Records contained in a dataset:

-- Begin --

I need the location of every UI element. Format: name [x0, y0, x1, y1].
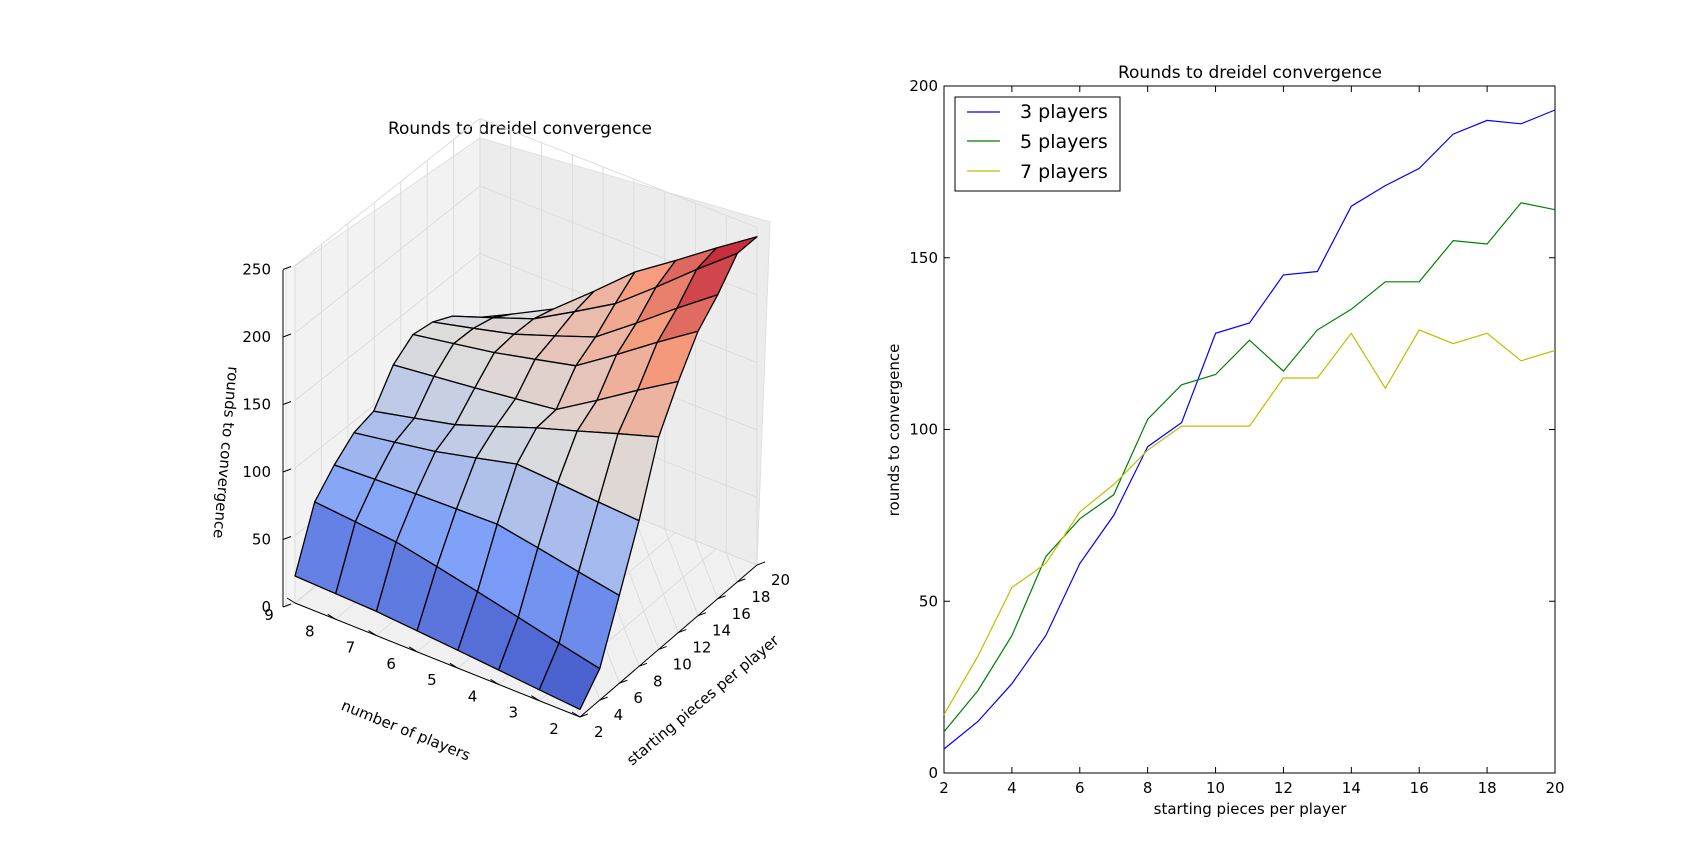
- line-chart: Rounds to dreidel convergence 2 4 6 8 10 12 14…: [885, 63, 1565, 818]
- line-ylabel: rounds to convergence: [885, 344, 903, 517]
- legend-box: [954, 96, 1121, 192]
- players-tick-label: 7: [346, 639, 356, 657]
- players-tick-label: 9: [264, 606, 274, 624]
- x-tick-label: 20: [1545, 779, 1564, 797]
- legend-label-3-players: 3 players: [1020, 101, 1108, 123]
- pieces-floor-gridline: [633, 516, 679, 633]
- x-tick-label: 18: [1478, 779, 1497, 797]
- players-tick-mark: [449, 662, 459, 669]
- z-tick-mark: [282, 468, 292, 473]
- pieces-tick-mark: [619, 679, 628, 684]
- x-tick-label: 4: [1007, 779, 1017, 797]
- players-tick-label: 3: [509, 704, 519, 722]
- pieces-tick-label: 10: [673, 655, 692, 673]
- y-tick-label: 150: [909, 249, 938, 267]
- pieces-tick-mark: [678, 629, 687, 634]
- pieces-floor-gridline: [664, 528, 699, 616]
- series-line-3-players: [943, 109, 1556, 750]
- x-tick-label: 10: [1206, 779, 1225, 797]
- x-tick-label: 14: [1342, 779, 1361, 797]
- y-tick-label: 0: [928, 764, 938, 782]
- players-tick-mark: [490, 679, 499, 685]
- players-tick-label: 4: [468, 687, 478, 705]
- pieces-tick-mark: [737, 578, 746, 583]
- players-tick-label: 6: [386, 655, 396, 673]
- players-tick-mark: [368, 630, 377, 636]
- x-tick-label: 12: [1274, 779, 1293, 797]
- players-tick-mark: [327, 613, 336, 620]
- x-tick-label: 8: [1143, 779, 1153, 797]
- pieces-tick-mark: [599, 696, 608, 701]
- left-pane: [285, 265, 296, 608]
- z-tick-label: 150: [242, 396, 271, 414]
- players-tick-mark: [408, 646, 418, 653]
- legend-label-7-players: 7 players: [1020, 161, 1108, 183]
- line-xlabel: starting pieces per player: [1154, 800, 1348, 818]
- z-tick-label: 100: [242, 463, 271, 481]
- series-line-7-players: [943, 329, 1556, 715]
- x-tick-label: 2: [939, 779, 949, 797]
- z-tick-mark: [282, 333, 292, 338]
- pieces-tick-label: 14: [712, 622, 731, 640]
- players-tick-label: 5: [427, 671, 437, 689]
- line-title: Rounds to dreidel convergence: [1118, 63, 1382, 83]
- y-tick-label: 100: [909, 421, 938, 439]
- pieces-tick-mark: [756, 561, 766, 566]
- z-tick-mark: [282, 266, 292, 270]
- x-tick-label: 16: [1410, 779, 1429, 797]
- surface-title: Rounds to dreidel convergence: [388, 119, 652, 139]
- z-tick-mark: [282, 401, 292, 405]
- surface-plot: Rounds to dreidel convergence 0 50 100 150 2…: [209, 117, 790, 769]
- pieces-tick-mark: [658, 645, 667, 650]
- surface-mesh: [294, 236, 758, 711]
- x-tick-label: 6: [1075, 779, 1085, 797]
- pieces-axis-line: [579, 564, 758, 718]
- legend-label-5-players: 5 players: [1020, 131, 1108, 153]
- z-tick-label: 200: [242, 328, 271, 346]
- y-tick-label: 50: [919, 592, 938, 610]
- pieces-tick-label: 18: [751, 588, 770, 606]
- legend: 3 players 5 players 7 players: [954, 96, 1121, 192]
- pieces-tick-mark: [717, 595, 726, 600]
- players-tick-mark: [531, 695, 540, 702]
- z-tick-label: 0: [261, 598, 271, 616]
- z-tick-mark: [282, 536, 292, 540]
- pieces-tick-label: 8: [653, 672, 663, 690]
- pieces-tick-label: 20: [771, 571, 790, 589]
- z-tick-mark: [282, 603, 292, 608]
- pieces-tick-label: 12: [692, 639, 711, 657]
- pieces-tick-label: 6: [633, 689, 643, 707]
- z-tick-label: 50: [252, 531, 271, 549]
- series-line-5-players: [943, 202, 1556, 733]
- surface-players-label: number of players: [339, 696, 473, 764]
- surface-patch: [538, 642, 601, 711]
- pieces-tick-label: 2: [594, 723, 604, 741]
- players-tick-label: 8: [305, 622, 315, 640]
- pieces-tick-label: 4: [614, 706, 624, 724]
- pieces-floor-gridline: [694, 540, 719, 599]
- z-tick-label: 250: [242, 261, 271, 279]
- y-tick-label: 200: [909, 77, 938, 95]
- pieces-tick-label: 16: [732, 605, 751, 623]
- players-axis-line: [294, 602, 581, 718]
- pieces-tick-mark: [579, 713, 589, 718]
- pieces-floor-gridline: [725, 552, 738, 583]
- line-series: [943, 109, 1556, 750]
- players-tick-mark: [571, 711, 581, 718]
- pieces-tick-mark: [697, 612, 707, 617]
- players-tick-mark: [286, 597, 296, 604]
- surface-rounds-label: rounds to convergence: [209, 366, 242, 540]
- players-tick-label: 2: [549, 720, 559, 738]
- pieces-tick-mark: [638, 662, 648, 667]
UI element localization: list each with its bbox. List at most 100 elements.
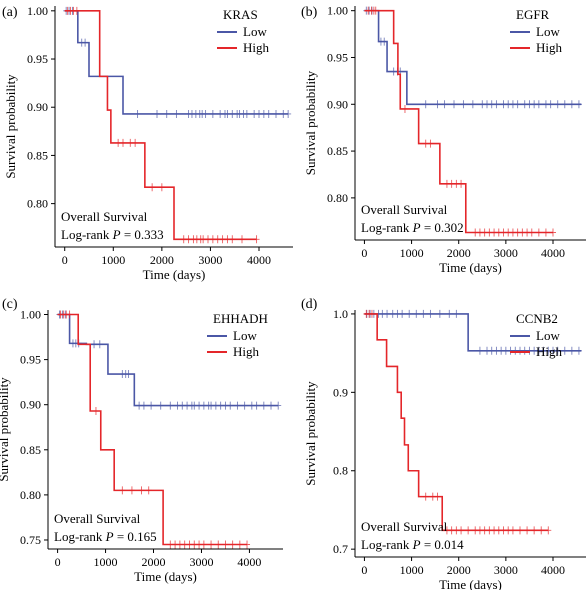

-- End --

Required work ▸ Can you duplicate the listing above line for line, leaving out the pictures?

Written solution ▸
I need the location of every UI element. Format: name [x0, y0, x1, y1].
- line-chart: Rounds to dreidel convergence 2 4 6 8 10 12 14…: [885, 63, 1565, 818]
- line-ylabel: rounds to convergence: [885, 344, 903, 517]
- legend-box: [954, 96, 1121, 192]
- players-tick-label: 7: [346, 639, 356, 657]
- players-tick-label: 9: [264, 606, 274, 624]
- x-tick-label: 20: [1545, 779, 1564, 797]
- legend-label-3-players: 3 players: [1020, 101, 1108, 123]
- pieces-floor-gridline: [633, 516, 679, 633]
- x-tick-label: 18: [1478, 779, 1497, 797]
- players-tick-mark: [449, 662, 459, 669]
- z-tick-mark: [282, 468, 292, 473]
- pieces-tick-mark: [619, 679, 628, 684]
- x-tick-label: 4: [1007, 779, 1017, 797]
- players-tick-label: 3: [509, 704, 519, 722]
- pieces-tick-label: 10: [673, 655, 692, 673]
- y-tick-label: 150: [909, 249, 938, 267]
- pieces-tick-mark: [678, 629, 687, 634]
- pieces-floor-gridline: [664, 528, 699, 616]
- series-line-3-players: [943, 109, 1556, 750]
- x-tick-label: 10: [1206, 779, 1225, 797]
- x-tick-label: 14: [1342, 779, 1361, 797]
- y-tick-label: 0: [928, 764, 938, 782]
- players-tick-mark: [490, 679, 499, 685]
- players-tick-label: 4: [468, 687, 478, 705]
- pieces-tick-mark: [737, 578, 746, 583]
- players-tick-label: 6: [386, 655, 396, 673]
- players-tick-mark: [368, 630, 377, 636]
- x-tick-label: 12: [1274, 779, 1293, 797]
- players-tick-mark: [327, 613, 336, 620]
- x-tick-label: 8: [1143, 779, 1153, 797]
- pieces-tick-mark: [599, 696, 608, 701]
- left-pane: [285, 265, 296, 608]
- z-tick-label: 150: [242, 396, 271, 414]
- players-tick-mark: [408, 646, 418, 653]
- legend-label-7-players: 7 players: [1020, 161, 1108, 183]
- line-xlabel: starting pieces per player: [1154, 800, 1348, 818]
- z-tick-label: 100: [242, 463, 271, 481]
- series-line-7-players: [943, 329, 1556, 715]
- x-tick-label: 2: [939, 779, 949, 797]
- z-tick-mark: [282, 333, 292, 338]
- pieces-tick-label: 14: [712, 622, 731, 640]
- players-tick-label: 5: [427, 671, 437, 689]
- line-title: Rounds to dreidel convergence: [1118, 63, 1382, 83]
- y-tick-label: 100: [909, 421, 938, 439]
- pieces-tick-mark: [756, 561, 766, 566]
- z-tick-mark: [282, 266, 292, 270]
- x-tick-label: 16: [1410, 779, 1429, 797]
- surface-title: Rounds to dreidel convergence: [388, 119, 652, 139]
- z-tick-mark: [282, 401, 292, 405]
- surface-plot: Rounds to dreidel convergence 0 50 100 150 2…: [209, 117, 790, 769]
- pieces-tick-mark: [658, 645, 667, 650]
- surface-mesh: [294, 236, 758, 711]
- x-tick-label: 6: [1075, 779, 1085, 797]
- pieces-axis-line: [579, 564, 758, 718]
- legend-label-5-players: 5 players: [1020, 131, 1108, 153]
- z-tick-label: 200: [242, 328, 271, 346]
- y-tick-label: 50: [919, 592, 938, 610]
- pieces-tick-label: 18: [751, 588, 770, 606]
- legend: 3 players 5 players 7 players: [954, 96, 1121, 192]
- pieces-tick-mark: [717, 595, 726, 600]
- players-tick-mark: [531, 695, 540, 702]
- z-tick-label: 0: [261, 598, 271, 616]
- z-tick-mark: [282, 536, 292, 540]
- pieces-tick-label: 8: [653, 672, 663, 690]
- pieces-tick-label: 20: [771, 571, 790, 589]
- z-tick-mark: [282, 603, 292, 608]
- pieces-tick-label: 12: [692, 639, 711, 657]
- pieces-tick-label: 6: [633, 689, 643, 707]
- z-tick-label: 50: [252, 531, 271, 549]
- series-line-5-players: [943, 202, 1556, 733]
- surface-players-label: number of players: [339, 696, 473, 764]
- surface-patch: [538, 642, 601, 711]
- pieces-tick-label: 2: [594, 723, 604, 741]
- players-tick-label: 8: [305, 622, 315, 640]
- pieces-tick-label: 4: [614, 706, 624, 724]
- pieces-floor-gridline: [694, 540, 719, 599]
- z-tick-label: 250: [242, 261, 271, 279]
- y-tick-label: 200: [909, 77, 938, 95]
- pieces-tick-label: 16: [732, 605, 751, 623]
- players-axis-line: [294, 602, 581, 718]
- pieces-tick-mark: [579, 713, 589, 718]
- pieces-floor-gridline: [725, 552, 738, 583]
- line-series: [943, 109, 1556, 750]
- players-tick-mark: [571, 711, 581, 718]
- pieces-tick-mark: [697, 612, 707, 617]
- players-tick-mark: [286, 597, 296, 604]
- surface-rounds-label: rounds to convergence: [209, 366, 242, 540]
- players-tick-label: 2: [549, 720, 559, 738]
- pieces-tick-mark: [638, 662, 648, 667]
UI element localization: list each with its bbox. List at most 100 elements.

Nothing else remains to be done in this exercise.